Extract every line of the material below and reproduce it faithfully.

- Provided records
======

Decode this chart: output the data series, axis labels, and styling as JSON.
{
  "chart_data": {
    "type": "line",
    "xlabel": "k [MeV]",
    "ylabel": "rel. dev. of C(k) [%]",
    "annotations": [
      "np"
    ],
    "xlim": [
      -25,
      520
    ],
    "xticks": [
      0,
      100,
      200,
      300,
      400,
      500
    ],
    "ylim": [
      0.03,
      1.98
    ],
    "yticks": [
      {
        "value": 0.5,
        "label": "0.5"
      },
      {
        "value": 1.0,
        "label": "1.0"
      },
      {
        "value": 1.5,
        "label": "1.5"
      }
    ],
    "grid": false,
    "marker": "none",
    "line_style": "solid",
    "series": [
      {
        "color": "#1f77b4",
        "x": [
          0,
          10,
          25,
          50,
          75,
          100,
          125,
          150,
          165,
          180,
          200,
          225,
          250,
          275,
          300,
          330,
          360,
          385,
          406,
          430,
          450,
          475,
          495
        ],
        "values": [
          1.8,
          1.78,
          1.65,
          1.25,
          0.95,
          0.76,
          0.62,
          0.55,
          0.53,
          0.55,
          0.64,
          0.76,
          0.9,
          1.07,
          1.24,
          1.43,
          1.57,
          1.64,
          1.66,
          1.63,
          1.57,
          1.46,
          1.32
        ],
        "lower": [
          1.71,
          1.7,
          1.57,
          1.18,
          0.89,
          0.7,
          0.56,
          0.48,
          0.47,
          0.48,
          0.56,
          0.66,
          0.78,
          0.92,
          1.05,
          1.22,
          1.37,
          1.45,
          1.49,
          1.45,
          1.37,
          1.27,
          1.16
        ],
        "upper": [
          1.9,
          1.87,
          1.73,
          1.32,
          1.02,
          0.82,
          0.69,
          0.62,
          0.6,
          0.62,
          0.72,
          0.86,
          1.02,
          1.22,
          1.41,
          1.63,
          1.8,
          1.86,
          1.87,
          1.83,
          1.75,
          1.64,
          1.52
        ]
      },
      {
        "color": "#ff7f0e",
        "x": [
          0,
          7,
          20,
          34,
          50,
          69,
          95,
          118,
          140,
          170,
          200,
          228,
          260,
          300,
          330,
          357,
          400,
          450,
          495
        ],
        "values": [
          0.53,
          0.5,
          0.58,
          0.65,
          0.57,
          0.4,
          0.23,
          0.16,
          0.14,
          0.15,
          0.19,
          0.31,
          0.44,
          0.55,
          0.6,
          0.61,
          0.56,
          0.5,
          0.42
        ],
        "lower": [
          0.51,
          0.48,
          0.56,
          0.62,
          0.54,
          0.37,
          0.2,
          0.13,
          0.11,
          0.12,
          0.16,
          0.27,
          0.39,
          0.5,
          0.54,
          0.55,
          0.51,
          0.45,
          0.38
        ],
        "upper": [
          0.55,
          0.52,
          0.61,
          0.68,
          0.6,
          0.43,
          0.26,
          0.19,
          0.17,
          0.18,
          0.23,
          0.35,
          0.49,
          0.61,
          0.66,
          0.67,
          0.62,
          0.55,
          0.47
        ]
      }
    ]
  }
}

======

- Result for this exercise
Decode this chart: output the data series, axis labels, and styling as JSON.
{
  "chart_data": {
    "type": "line",
    "xlabel": "k [MeV]",
    "ylabel": "rel. dev. of C(k) [%]",
    "annotations": [
      "np"
    ],
    "xlim": [
      -25,
      520
    ],
    "xticks": [
      0,
      100,
      200,
      300,
      400,
      500
    ],
    "ylim": [
      0.03,
      1.98
    ],
    "yticks": [
      {
        "value": 0.5,
        "label": "0.5"
      },
      {
        "value": 1.0,
        "label": "1.0"
      },
      {
        "value": 1.5,
        "label": "1.5"
      }
    ],
    "grid": false,
    "marker": "none",
    "line_style": "solid",
    "series": [
      {
        "color": "#1f77b4",
        "x": [
          0,
          10,
          25,
          50,
          75,
          100,
          125,
          150,
          165,
          180,
          200,
          225,
          250,
          275,
          300,
          330,
          360,
          385,
          406,
          430,
          450,
          475,
          495
        ],
        "values": [
          1.8,
          1.78,
          1.65,
          1.25,
          0.95,
          0.76,
          0.62,
          0.55,
          0.53,
          0.55,
          0.64,
          0.76,
          0.9,
          1.07,
          1.24,
          1.43,
          1.57,
          1.64,
          1.66,
          1.63,
          1.57,
          1.46,
          1.32
        ],
        "lower": [
          1.71,
          1.7,
          1.57,
          1.18,
          0.89,
          0.7,
          0.56,
          0.48,
          0.47,
          0.48,
          0.56,
          0.66,
          0.78,
          0.92,
          1.05,
          1.22,
          1.37,
          1.45,
          1.49,
          1.45,
          1.37,
          1.27,
          1.16
        ],
        "upper": [
          1.9,
          1.87,
          1.73,
          1.32,
          1.02,
          0.82,
          0.69,
          0.62,
          0.6,
          0.62,
          0.72,
          0.86,
          1.02,
          1.22,
          1.41,
          1.63,
          1.8,
          1.86,
          1.87,
          1.83,
          1.75,
          1.64,
          1.52
        ]
      },
      {
        "color": "#ff7f0e",
        "x": [
          0,
          7,
          20,
          34,
          50,
          69,
          95,
          118,
          140,
          170,
          200,
          228,
          260,
          300,
          330,
          357,
          400,
          450,
          495
        ],
        "values": [
          0.53,
          0.5,
          0.58,
          0.65,
          0.57,
          0.4,
          0.23,
          0.16,
          0.14,
          0.15,
          0.19,
          0.31,
          0.44,
          0.55,
          0.6,
          0.61,
          0.56,
          0.5,
          0.42
        ],
        "lower": [
          0.51,
          0.48,
          0.56,
          0.62,
          0.54,
          0.37,
          0.2,
          0.13,
          0.11,
          0.12,
          0.16,
          0.27,
          0.39,
          0.5,
          0.54,
          0.55,
          0.51,
          0.45,
          0.38
        ],
        "upper": [
          0.55,
          0.52,
          0.61,
          0.68,
          0.6,
          0.43,
          0.26,
          0.19,
          0.17,
          0.18,
          0.23,
          0.35,
          0.49,
          0.61,
          0.66,
          0.67,
          0.62,
          0.55,
          0.47
        ]
      }
    ]
  }
}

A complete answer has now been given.